__EXTRACTED RECORDS__.

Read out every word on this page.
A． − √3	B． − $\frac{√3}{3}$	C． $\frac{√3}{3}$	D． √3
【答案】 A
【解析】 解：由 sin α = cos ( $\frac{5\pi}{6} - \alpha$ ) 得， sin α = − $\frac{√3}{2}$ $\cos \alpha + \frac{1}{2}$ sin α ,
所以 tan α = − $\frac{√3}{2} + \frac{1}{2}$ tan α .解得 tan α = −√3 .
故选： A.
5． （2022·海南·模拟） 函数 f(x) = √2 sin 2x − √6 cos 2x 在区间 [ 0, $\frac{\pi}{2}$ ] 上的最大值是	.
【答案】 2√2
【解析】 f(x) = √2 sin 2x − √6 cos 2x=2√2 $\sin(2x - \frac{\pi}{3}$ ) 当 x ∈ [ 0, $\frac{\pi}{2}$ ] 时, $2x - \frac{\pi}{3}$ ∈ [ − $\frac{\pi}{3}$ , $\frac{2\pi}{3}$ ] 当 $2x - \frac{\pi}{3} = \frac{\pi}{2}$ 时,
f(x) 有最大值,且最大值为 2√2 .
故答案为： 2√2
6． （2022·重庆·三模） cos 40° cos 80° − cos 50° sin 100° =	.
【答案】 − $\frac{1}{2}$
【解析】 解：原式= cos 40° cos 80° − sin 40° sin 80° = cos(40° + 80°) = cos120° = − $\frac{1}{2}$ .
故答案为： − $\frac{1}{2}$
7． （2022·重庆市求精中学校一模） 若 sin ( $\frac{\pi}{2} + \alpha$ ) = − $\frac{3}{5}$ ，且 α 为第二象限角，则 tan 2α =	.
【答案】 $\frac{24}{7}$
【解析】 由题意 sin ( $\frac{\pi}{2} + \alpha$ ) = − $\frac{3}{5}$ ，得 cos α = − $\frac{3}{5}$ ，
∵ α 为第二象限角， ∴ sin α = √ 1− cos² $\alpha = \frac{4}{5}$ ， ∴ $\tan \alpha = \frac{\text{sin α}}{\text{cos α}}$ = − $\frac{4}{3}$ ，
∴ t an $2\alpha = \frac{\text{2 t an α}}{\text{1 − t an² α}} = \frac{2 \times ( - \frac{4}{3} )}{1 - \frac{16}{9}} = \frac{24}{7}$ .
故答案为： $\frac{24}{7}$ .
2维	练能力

__REQUIRED TASK__. Take the listing above and write it out again exactly.

__CORRECT OUTPUT__.
Read out every word on this page.
A． − √3	B． − $\frac{√3}{3}$	C． $\frac{√3}{3}$	D． √3
【答案】 A
【解析】 解：由 sin α = cos ( $\frac{5\pi}{6} - \alpha$ ) 得， sin α = − $\frac{√3}{2}$ $\cos \alpha + \frac{1}{2}$ sin α ,
所以 tan α = − $\frac{√3}{2} + \frac{1}{2}$ tan α .解得 tan α = −√3 .
故选： A.
5． （2022·海南·模拟） 函数 f(x) = √2 sin 2x − √6 cos 2x 在区间 [ 0, $\frac{\pi}{2}$ ] 上的最大值是	.
【答案】 2√2
【解析】 f(x) = √2 sin 2x − √6 cos 2x=2√2 $\sin(2x - \frac{\pi}{3}$ ) 当 x ∈ [ 0, $\frac{\pi}{2}$ ] 时, $2x - \frac{\pi}{3}$ ∈ [ − $\frac{\pi}{3}$ , $\frac{2\pi}{3}$ ] 当 $2x - \frac{\pi}{3} = \frac{\pi}{2}$ 时,
f(x) 有最大值,且最大值为 2√2 .
故答案为： 2√2
6． （2022·重庆·三模） cos 40° cos 80° − cos 50° sin 100° =	.
【答案】 − $\frac{1}{2}$
【解析】 解：原式= cos 40° cos 80° − sin 40° sin 80° = cos(40° + 80°) = cos120° = − $\frac{1}{2}$ .
故答案为： − $\frac{1}{2}$
7． （2022·重庆市求精中学校一模） 若 sin ( $\frac{\pi}{2} + \alpha$ ) = − $\frac{3}{5}$ ，且 α 为第二象限角，则 tan 2α =	.
【答案】 $\frac{24}{7}$
【解析】 由题意 sin ( $\frac{\pi}{2} + \alpha$ ) = − $\frac{3}{5}$ ，得 cos α = − $\frac{3}{5}$ ，
∵ α 为第二象限角， ∴ sin α = √ 1− cos² $\alpha = \frac{4}{5}$ ， ∴ $\tan \alpha = \frac{\text{sin α}}{\text{cos α}}$ = − $\frac{4}{3}$ ，
∴ t an $2\alpha = \frac{\text{2 t an α}}{\text{1 − t an² α}} = \frac{2 \times ( - \frac{4}{3} )}{1 - \frac{16}{9}} = \frac{24}{7}$ .
故答案为： $\frac{24}{7}$ .
2维	练能力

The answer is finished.